Aim
Repeat the whole of the data, keeping every detail the same.

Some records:
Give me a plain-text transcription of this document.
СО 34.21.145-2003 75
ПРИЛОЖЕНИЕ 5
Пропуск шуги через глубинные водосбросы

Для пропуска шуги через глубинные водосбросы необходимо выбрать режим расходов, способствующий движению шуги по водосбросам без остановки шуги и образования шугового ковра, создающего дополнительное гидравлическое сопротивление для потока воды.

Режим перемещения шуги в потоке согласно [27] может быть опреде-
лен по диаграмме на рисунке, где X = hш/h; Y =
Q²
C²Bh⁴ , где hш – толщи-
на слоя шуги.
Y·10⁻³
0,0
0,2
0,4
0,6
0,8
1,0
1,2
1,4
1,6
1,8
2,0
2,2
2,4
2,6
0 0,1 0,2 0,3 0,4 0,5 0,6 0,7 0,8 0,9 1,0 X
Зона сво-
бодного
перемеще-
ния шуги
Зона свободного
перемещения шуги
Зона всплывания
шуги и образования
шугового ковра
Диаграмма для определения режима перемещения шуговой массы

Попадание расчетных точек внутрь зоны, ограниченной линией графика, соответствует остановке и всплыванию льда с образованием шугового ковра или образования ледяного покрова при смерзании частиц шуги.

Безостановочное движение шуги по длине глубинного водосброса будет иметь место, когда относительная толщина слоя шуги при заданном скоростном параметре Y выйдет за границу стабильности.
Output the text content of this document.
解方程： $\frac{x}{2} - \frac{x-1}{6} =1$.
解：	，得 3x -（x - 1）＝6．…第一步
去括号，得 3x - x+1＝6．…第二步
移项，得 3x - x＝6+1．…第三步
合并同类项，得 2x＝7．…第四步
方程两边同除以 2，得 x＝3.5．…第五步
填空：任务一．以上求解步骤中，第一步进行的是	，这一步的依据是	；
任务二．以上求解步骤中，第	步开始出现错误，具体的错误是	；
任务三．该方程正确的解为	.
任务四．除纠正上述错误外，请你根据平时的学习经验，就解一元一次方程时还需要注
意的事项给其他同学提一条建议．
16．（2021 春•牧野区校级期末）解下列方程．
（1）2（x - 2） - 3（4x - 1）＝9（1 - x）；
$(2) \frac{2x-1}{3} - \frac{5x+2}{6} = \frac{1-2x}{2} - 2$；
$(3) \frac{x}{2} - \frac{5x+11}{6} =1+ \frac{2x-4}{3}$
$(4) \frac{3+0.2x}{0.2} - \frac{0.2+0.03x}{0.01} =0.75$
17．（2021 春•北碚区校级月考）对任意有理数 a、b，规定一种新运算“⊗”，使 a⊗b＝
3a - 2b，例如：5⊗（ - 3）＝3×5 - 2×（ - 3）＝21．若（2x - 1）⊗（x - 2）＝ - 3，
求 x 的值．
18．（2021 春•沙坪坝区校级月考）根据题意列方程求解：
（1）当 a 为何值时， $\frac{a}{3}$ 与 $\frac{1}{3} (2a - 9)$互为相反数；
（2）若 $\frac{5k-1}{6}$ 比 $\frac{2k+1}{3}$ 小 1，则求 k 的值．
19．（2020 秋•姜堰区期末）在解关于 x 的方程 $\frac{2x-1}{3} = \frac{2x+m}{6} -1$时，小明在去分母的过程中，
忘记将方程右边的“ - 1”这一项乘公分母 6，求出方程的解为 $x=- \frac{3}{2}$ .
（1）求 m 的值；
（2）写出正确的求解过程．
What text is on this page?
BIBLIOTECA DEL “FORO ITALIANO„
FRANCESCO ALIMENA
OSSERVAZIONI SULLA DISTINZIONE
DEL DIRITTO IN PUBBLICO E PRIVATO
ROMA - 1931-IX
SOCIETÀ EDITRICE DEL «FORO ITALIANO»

Answer to the problem
Give me a plain-text transcription of this document.
СО 34.21.145-2003 75
ПРИЛОЖЕНИЕ 5
Пропуск шуги через глубинные водосбросы

Для пропуска шуги через глубинные водосбросы необходимо выбрать режим расходов, способствующий движению шуги по водосбросам без остановки шуги и образования шугового ковра, создающего дополнительное гидравлическое сопротивление для потока воды.

Режим перемещения шуги в потоке согласно [27] может быть опреде-
лен по диаграмме на рисунке, где X = hш/h; Y =
Q²
C²Bh⁴ , где hш – толщи-
на слоя шуги.
Y·10⁻³
0,0
0,2
0,4
0,6
0,8
1,0
1,2
1,4
1,6
1,8
2,0
2,2
2,4
2,6
0 0,1 0,2 0,3 0,4 0,5 0,6 0,7 0,8 0,9 1,0 X
Зона сво-
бодного
перемеще-
ния шуги
Зона свободного
перемещения шуги
Зона всплывания
шуги и образования
шугового ковра
Диаграмма для определения режима перемещения шуговой массы

Попадание расчетных точек внутрь зоны, ограниченной линией графика, соответствует остановке и всплыванию льда с образованием шугового ковра или образования ледяного покрова при смерзании частиц шуги.

Безостановочное движение шуги по длине глубинного водосброса будет иметь место, когда относительная толщина слоя шуги при заданном скоростном параметре Y выйдет за границу стабильности.
Output the text content of this document.
解方程： $\frac{x}{2} - \frac{x-1}{6} =1$.
解：	，得 3x -（x - 1）＝6．…第一步
去括号，得 3x - x+1＝6．…第二步
移项，得 3x - x＝6+1．…第三步
合并同类项，得 2x＝7．…第四步
方程两边同除以 2，得 x＝3.5．…第五步
填空：任务一．以上求解步骤中，第一步进行的是	，这一步的依据是	；
任务二．以上求解步骤中，第	步开始出现错误，具体的错误是	；
任务三．该方程正确的解为	.
任务四．除纠正上述错误外，请你根据平时的学习经验，就解一元一次方程时还需要注
意的事项给其他同学提一条建议．
16．（2021 春•牧野区校级期末）解下列方程．
（1）2（x - 2） - 3（4x - 1）＝9（1 - x）；
$(2) \frac{2x-1}{3} - \frac{5x+2}{6} = \frac{1-2x}{2} - 2$；
$(3) \frac{x}{2} - \frac{5x+11}{6} =1+ \frac{2x-4}{3}$
$(4) \frac{3+0.2x}{0.2} - \frac{0.2+0.03x}{0.01} =0.75$
17．（2021 春•北碚区校级月考）对任意有理数 a、b，规定一种新运算“⊗”，使 a⊗b＝
3a - 2b，例如：5⊗（ - 3）＝3×5 - 2×（ - 3）＝21．若（2x - 1）⊗（x - 2）＝ - 3，
求 x 的值．
18．（2021 春•沙坪坝区校级月考）根据题意列方程求解：
（1）当 a 为何值时， $\frac{a}{3}$ 与 $\frac{1}{3} (2a - 9)$互为相反数；
（2）若 $\frac{5k-1}{6}$ 比 $\frac{2k+1}{3}$ 小 1，则求 k 的值．
19．（2020 秋•姜堰区期末）在解关于 x 的方程 $\frac{2x-1}{3} = \frac{2x+m}{6} -1$时，小明在去分母的过程中，
忘记将方程右边的“ - 1”这一项乘公分母 6，求出方程的解为 $x=- \frac{3}{2}$ .
（1）求 m 的值；
（2）写出正确的求解过程．
What text is on this page?
BIBLIOTECA DEL “FORO ITALIANO„
FRANCESCO ALIMENA
OSSERVAZIONI SULLA DISTINZIONE
DEL DIRITTO IN PUBBLICO E PRIVATO
ROMA - 1931-IX
SOCIETÀ EDITRICE DEL «FORO ITALIANO»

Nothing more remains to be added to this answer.